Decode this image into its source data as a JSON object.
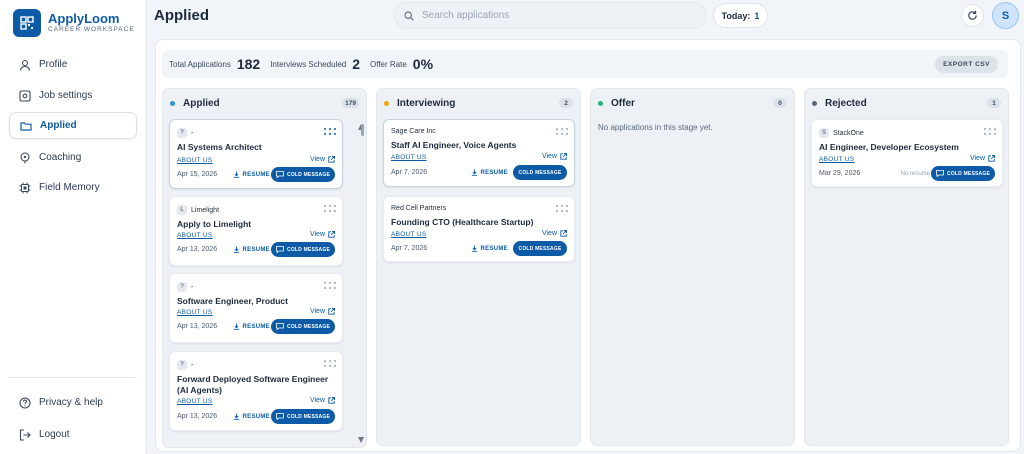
{
  "app": {
    "name": "ApplyLoom",
    "subtitle": "CAREER WORKSPACE"
  },
  "sidebar": {
    "items": [
      {
        "label": "Profile",
        "icon": "user-icon"
      },
      {
        "label": "Job settings",
        "icon": "settings-box-icon"
      },
      {
        "label": "Applied",
        "icon": "folder-icon",
        "active": true
      },
      {
        "label": "Coaching",
        "icon": "coaching-icon"
      },
      {
        "label": "Field Memory",
        "icon": "chip-icon"
      }
    ],
    "bottom": [
      {
        "label": "Privacy & help",
        "icon": "help-icon"
      },
      {
        "label": "Logout",
        "icon": "logout-icon"
      }
    ]
  },
  "header": {
    "title": "Applied",
    "search_placeholder": "Search applications",
    "today_label": "Today:",
    "today_count": "1",
    "avatar_initial": "S"
  },
  "stats": {
    "total_label": "Total Applications",
    "total_value": "182",
    "interviews_label": "Interviews Scheduled",
    "interviews_value": "2",
    "offer_label": "Offer Rate",
    "offer_value": "0%",
    "export_label": "EXPORT CSV"
  },
  "labels": {
    "about": "ABOUT US",
    "view": "View",
    "resume": "RESUME",
    "cold": "COLD MESSAGE",
    "no_resume": "No resume"
  },
  "colors": {
    "accent": "#0d5aa7",
    "applied": "#2b9bd8",
    "interviewing": "#f2a516",
    "offer": "#22b573",
    "rejected": "#5a6675"
  },
  "columns": [
    {
      "title": "Applied",
      "count": "179",
      "cards": [
        {
          "badge": "?",
          "company": "-",
          "role": "AI Systems Architect",
          "date": "Apr 15, 2026"
        },
        {
          "badge": "L",
          "company": "Limelight",
          "role": "Apply to Limelight",
          "date": "Apr 13, 2026"
        },
        {
          "badge": "?",
          "company": "-",
          "role": "Software Engineer, Product",
          "date": "Apr 13, 2026"
        },
        {
          "badge": "?",
          "company": "-",
          "role": "Forward Deployed Software Engineer (AI Agents)",
          "date": "Apr 13, 2026"
        }
      ]
    },
    {
      "title": "Interviewing",
      "count": "2",
      "cards": [
        {
          "company": "Sage Care Inc",
          "role": "Staff AI Engineer, Voice Agents",
          "date": "Apr 7, 2026"
        },
        {
          "company": "Red Cell Partners",
          "role": "Founding CTO (Healthcare Startup)",
          "date": "Apr 7, 2026"
        }
      ]
    },
    {
      "title": "Offer",
      "count": "0",
      "empty": "No applications in this stage yet."
    },
    {
      "title": "Rejected",
      "count": "1",
      "cards": [
        {
          "badge": "S",
          "company": "StackOne",
          "role": "AI Engineer, Developer Ecosystem",
          "date": "Mar 29, 2026"
        }
      ]
    }
  ]
}
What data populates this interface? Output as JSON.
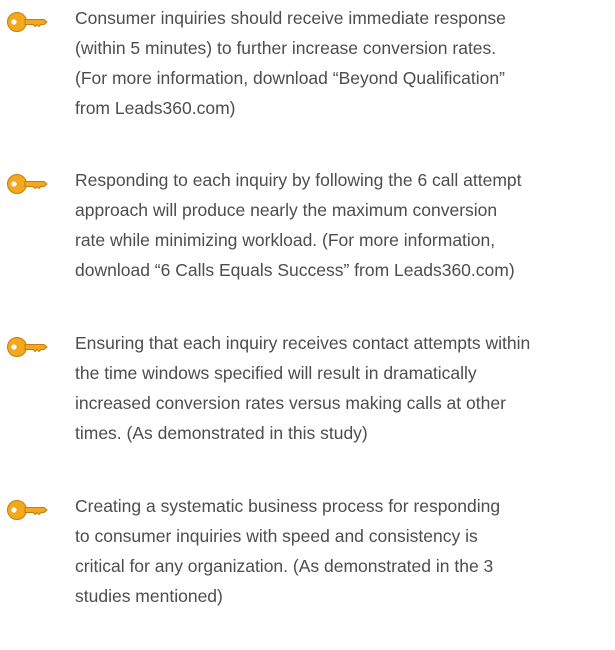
{
  "key_points": {
    "icon": "key-icon",
    "icon_color": "#f4a81d",
    "text_color": "#4d4d4d",
    "items": [
      {
        "lines": [
          "Consumer inquiries should receive immediate response",
          "(within 5 minutes) to further increase conversion rates.",
          "(For more information, download “Beyond Qualification”",
          "from Leads360.com)"
        ]
      },
      {
        "lines": [
          "Responding to each inquiry by following the 6 call attempt",
          "approach will produce nearly the maximum conversion",
          "rate while minimizing workload. (For more information,",
          "download “6 Calls Equals Success” from Leads360.com)"
        ]
      },
      {
        "lines": [
          "Ensuring that each inquiry receives contact attempts within",
          "the time windows specified will result in dramatically",
          "increased conversion rates versus making calls at other",
          "times. (As demonstrated in this study)"
        ]
      },
      {
        "lines": [
          "Creating a systematic business process for responding",
          "to consumer inquiries with speed and consistency is",
          "critical for any organization. (As demonstrated in the 3",
          "studies mentioned)"
        ]
      }
    ]
  }
}
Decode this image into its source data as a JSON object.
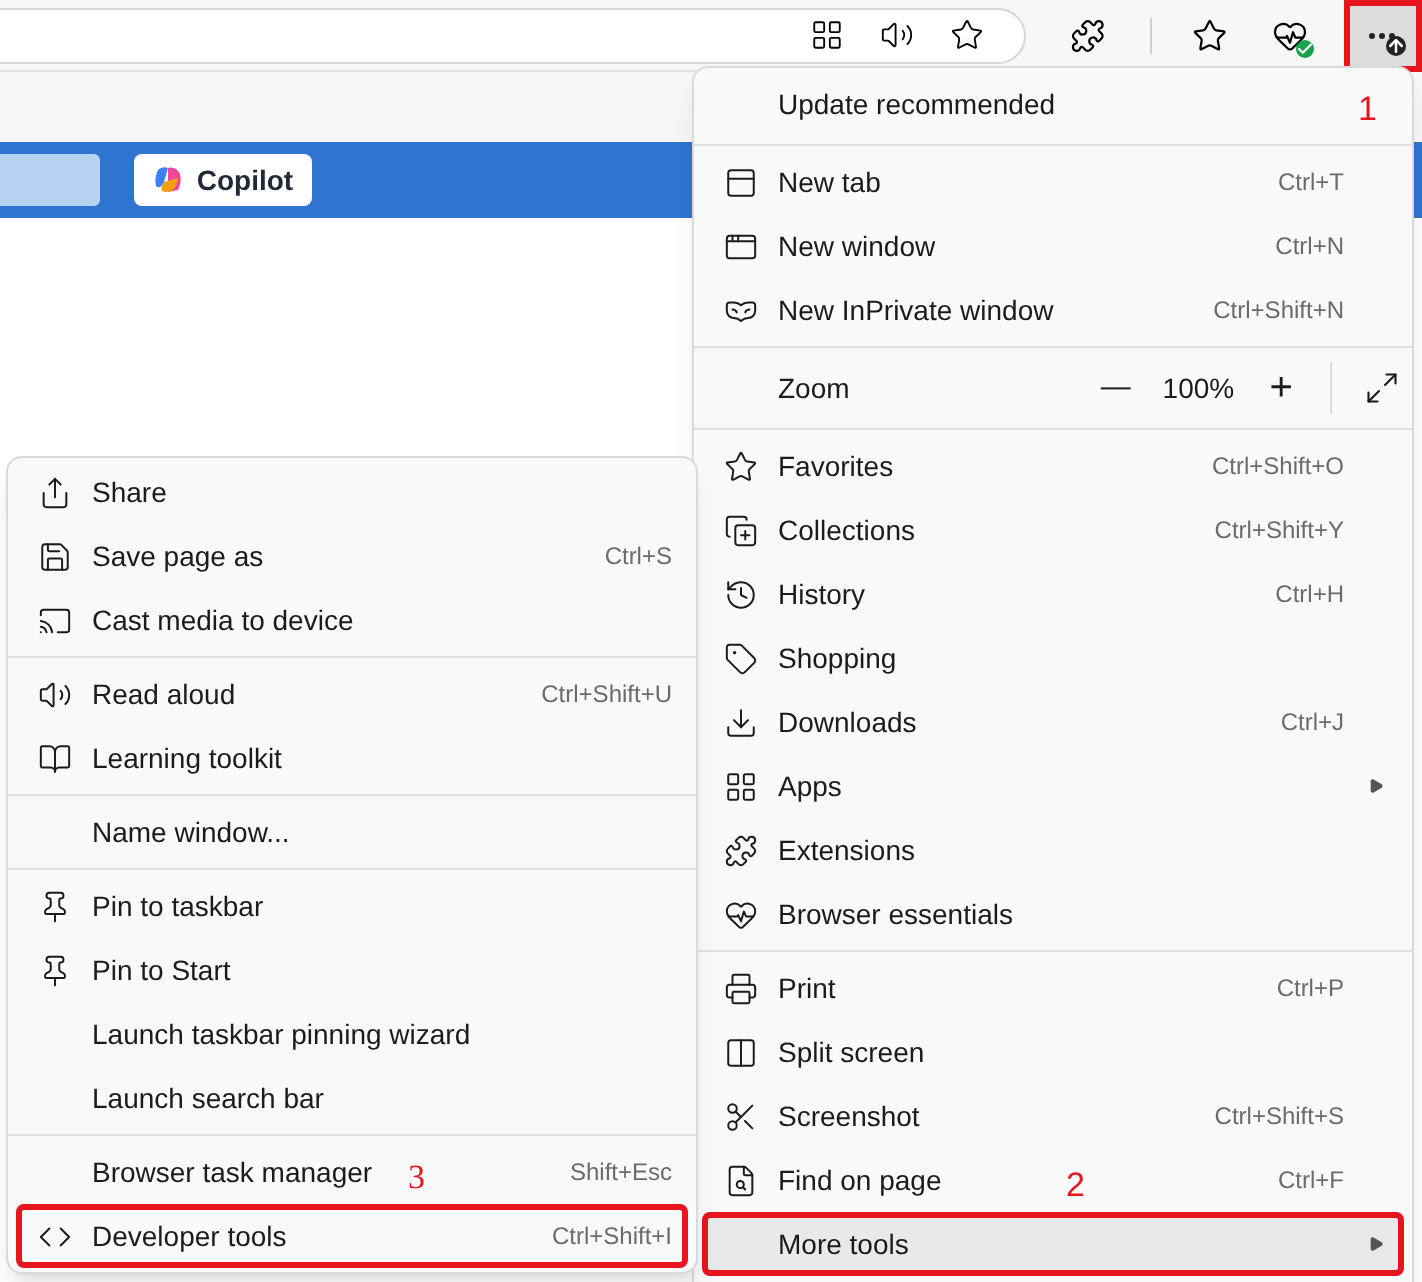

- - - - - - -

**Given task**
Transcribe the whole listing, character for character, but not its images.

**Complete response**
Decode this image into its source data as a JSON object.
{
  "app": {
    "name": "ApplyLoom",
    "subtitle": "CAREER WORKSPACE"
  },
  "sidebar": {
    "items": [
      {
        "label": "Profile",
        "icon": "user-icon"
      },
      {
        "label": "Job settings",
        "icon": "settings-box-icon"
      },
      {
        "label": "Applied",
        "icon": "folder-icon",
        "active": true
      },
      {
        "label": "Coaching",
        "icon": "coaching-icon"
      },
      {
        "label": "Field Memory",
        "icon": "chip-icon"
      }
    ],
    "bottom": [
      {
        "label": "Privacy & help",
        "icon": "help-icon"
      },
      {
        "label": "Logout",
        "icon": "logout-icon"
      }
    ]
  },
  "header": {
    "title": "Applied",
    "search_placeholder": "Search applications",
    "today_label": "Today:",
    "today_count": "1",
    "avatar_initial": "S"
  },
  "stats": {
    "total_label": "Total Applications",
    "total_value": "182",
    "interviews_label": "Interviews Scheduled",
    "interviews_value": "2",
    "offer_label": "Offer Rate",
    "offer_value": "0%",
    "export_label": "EXPORT CSV"
  },
  "labels": {
    "about": "ABOUT US",
    "view": "View",
    "resume": "RESUME",
    "cold": "COLD MESSAGE",
    "no_resume": "No resume"
  },
  "colors": {
    "accent": "#0d5aa7",
    "applied": "#2b9bd8",
    "interviewing": "#f2a516",
    "offer": "#22b573",
    "rejected": "#5a6675"
  },
  "columns": [
    {
      "title": "Applied",
      "count": "179",
      "cards": [
        {
          "badge": "?",
          "company": "-",
          "role": "AI Systems Architect",
          "date": "Apr 15, 2026"
        },
        {
          "badge": "L",
          "company": "Limelight",
          "role": "Apply to Limelight",
          "date": "Apr 13, 2026"
        },
        {
          "badge": "?",
          "company": "-",
          "role": "Software Engineer, Product",
          "date": "Apr 13, 2026"
        },
        {
          "badge": "?",
          "company": "-",
          "role": "Forward Deployed Software Engineer (AI Agents)",
          "date": "Apr 13, 2026"
        }
      ]
    },
    {
      "title": "Interviewing",
      "count": "2",
      "cards": [
        {
          "company": "Sage Care Inc",
          "role": "Staff AI Engineer, Voice Agents",
          "date": "Apr 7, 2026"
        },
        {
          "company": "Red Cell Partners",
          "role": "Founding CTO (Healthcare Startup)",
          "date": "Apr 7, 2026"
        }
      ]
    },
    {
      "title": "Offer",
      "count": "0",
      "empty": "No applications in this stage yet."
    },
    {
      "title": "Rejected",
      "count": "1",
      "cards": [
        {
          "badge": "S",
          "company": "StackOne",
          "role": "AI Engineer, Developer Ecosystem",
          "date": "Mar 29, 2026"
        }
      ]
    }
  ]
}
What data populates this interface? Output as JSON.
{
  "key_points": {
    "icon": "key-icon",
    "icon_color": "#f4a81d",
    "text_color": "#4d4d4d",
    "items": [
      {
        "lines": [
          "Consumer inquiries should receive immediate response",
          "(within 5 minutes) to further increase conversion rates.",
          "(For more information, download “Beyond Qualification”",
          "from Leads360.com)"
        ]
      },
      {
        "lines": [
          "Responding to each inquiry by following the 6 call attempt",
          "approach will produce nearly the maximum conversion",
          "rate while minimizing workload. (For more information,",
          "download “6 Calls Equals Success” from Leads360.com)"
        ]
      },
      {
        "lines": [
          "Ensuring that each inquiry receives contact attempts within",
          "the time windows specified will result in dramatically",
          "increased conversion rates versus making calls at other",
          "times. (As demonstrated in this study)"
        ]
      },
      {
        "lines": [
          "Creating a systematic business process for responding",
          "to consumer inquiries with speed and consistency is",
          "critical for any organization. (As demonstrated in the 3",
          "studies mentioned)"
        ]
      }
    ]
  }
}
Decode this image into its source data as a JSON object.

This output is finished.